→ WORK INSTRUCTIONS:
Across the material that follows, tally each line in which "page" occurs, and state the total alone.

→ WORKING DATA:
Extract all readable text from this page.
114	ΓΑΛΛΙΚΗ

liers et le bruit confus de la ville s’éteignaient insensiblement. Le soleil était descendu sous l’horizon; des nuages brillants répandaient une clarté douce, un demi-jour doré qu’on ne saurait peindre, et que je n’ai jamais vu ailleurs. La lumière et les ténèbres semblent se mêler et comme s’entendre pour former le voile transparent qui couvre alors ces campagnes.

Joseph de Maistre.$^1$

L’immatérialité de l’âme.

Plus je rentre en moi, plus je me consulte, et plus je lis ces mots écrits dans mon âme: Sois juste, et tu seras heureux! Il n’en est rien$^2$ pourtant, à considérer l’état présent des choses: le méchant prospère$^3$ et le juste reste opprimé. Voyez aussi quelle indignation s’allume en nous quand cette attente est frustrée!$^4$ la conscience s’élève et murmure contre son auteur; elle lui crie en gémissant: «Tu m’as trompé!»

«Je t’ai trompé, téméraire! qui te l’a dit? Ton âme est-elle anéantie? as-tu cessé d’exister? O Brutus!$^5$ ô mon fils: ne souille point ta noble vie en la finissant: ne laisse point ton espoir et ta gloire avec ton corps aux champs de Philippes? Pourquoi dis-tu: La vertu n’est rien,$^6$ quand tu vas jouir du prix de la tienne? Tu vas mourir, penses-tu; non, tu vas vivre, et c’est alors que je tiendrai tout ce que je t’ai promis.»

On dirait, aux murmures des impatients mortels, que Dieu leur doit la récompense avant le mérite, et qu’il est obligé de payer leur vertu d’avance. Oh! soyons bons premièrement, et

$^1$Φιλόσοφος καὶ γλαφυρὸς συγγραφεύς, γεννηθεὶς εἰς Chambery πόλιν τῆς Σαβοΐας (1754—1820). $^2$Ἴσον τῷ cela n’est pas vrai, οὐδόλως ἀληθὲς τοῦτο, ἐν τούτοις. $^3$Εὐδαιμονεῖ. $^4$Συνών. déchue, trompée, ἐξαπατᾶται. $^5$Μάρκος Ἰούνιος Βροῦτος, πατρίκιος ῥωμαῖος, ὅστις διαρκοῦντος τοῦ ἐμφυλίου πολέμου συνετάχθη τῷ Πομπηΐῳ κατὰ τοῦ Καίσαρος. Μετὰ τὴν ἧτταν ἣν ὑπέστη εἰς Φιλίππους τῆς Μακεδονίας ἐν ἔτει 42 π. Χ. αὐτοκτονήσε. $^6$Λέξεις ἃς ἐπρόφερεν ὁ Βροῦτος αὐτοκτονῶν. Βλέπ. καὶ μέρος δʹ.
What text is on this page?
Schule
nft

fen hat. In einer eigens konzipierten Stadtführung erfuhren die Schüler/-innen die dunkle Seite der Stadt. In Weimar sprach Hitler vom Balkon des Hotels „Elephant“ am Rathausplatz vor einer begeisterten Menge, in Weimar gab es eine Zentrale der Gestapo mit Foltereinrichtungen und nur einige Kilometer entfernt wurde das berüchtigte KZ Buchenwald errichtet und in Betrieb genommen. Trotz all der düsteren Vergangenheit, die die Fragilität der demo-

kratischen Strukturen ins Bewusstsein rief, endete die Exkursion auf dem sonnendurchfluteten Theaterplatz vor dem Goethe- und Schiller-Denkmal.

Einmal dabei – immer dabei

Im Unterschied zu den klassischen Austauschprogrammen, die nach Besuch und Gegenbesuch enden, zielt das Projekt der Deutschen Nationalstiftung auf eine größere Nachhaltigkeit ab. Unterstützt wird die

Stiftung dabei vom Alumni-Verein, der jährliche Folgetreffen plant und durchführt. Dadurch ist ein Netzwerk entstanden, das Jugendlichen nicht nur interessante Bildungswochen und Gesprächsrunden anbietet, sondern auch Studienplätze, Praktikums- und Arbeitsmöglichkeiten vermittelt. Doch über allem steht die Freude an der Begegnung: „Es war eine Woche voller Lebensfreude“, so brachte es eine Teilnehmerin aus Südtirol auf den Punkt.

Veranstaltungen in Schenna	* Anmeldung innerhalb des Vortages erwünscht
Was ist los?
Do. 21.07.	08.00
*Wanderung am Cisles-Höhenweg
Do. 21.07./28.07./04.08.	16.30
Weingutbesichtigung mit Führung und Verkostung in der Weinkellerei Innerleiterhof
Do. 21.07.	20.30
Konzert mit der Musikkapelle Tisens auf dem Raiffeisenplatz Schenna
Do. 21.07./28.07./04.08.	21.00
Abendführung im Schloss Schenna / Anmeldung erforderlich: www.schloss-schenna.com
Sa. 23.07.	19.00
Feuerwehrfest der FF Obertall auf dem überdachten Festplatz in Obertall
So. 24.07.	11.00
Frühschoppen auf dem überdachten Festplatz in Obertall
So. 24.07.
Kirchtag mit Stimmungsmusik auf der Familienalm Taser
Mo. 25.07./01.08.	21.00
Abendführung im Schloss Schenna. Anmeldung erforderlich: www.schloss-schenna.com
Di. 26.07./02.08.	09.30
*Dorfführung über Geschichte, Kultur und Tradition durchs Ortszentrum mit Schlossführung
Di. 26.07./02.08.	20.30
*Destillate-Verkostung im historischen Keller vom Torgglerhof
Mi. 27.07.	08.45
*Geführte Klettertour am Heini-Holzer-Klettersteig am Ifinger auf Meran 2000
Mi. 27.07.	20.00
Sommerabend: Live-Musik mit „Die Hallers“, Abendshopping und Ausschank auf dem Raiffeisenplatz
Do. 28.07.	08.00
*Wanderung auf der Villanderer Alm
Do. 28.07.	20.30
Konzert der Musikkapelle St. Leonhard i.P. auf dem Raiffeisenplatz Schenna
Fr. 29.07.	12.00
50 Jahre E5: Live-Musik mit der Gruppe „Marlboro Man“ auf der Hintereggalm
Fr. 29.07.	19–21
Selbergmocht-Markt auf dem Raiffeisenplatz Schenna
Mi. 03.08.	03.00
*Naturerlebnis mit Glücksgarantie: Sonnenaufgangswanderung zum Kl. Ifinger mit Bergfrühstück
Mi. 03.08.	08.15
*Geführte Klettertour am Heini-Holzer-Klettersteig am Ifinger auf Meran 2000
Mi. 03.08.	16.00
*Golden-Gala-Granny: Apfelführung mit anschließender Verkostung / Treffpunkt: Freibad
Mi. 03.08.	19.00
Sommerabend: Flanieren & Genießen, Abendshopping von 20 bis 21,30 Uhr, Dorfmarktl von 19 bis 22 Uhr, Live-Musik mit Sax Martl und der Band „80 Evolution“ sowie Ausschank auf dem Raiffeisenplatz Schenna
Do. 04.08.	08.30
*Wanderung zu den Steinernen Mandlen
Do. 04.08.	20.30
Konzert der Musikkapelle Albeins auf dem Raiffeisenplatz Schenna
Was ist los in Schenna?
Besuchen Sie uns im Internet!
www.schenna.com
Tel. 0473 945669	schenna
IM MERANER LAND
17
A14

→ RESPONSE:
2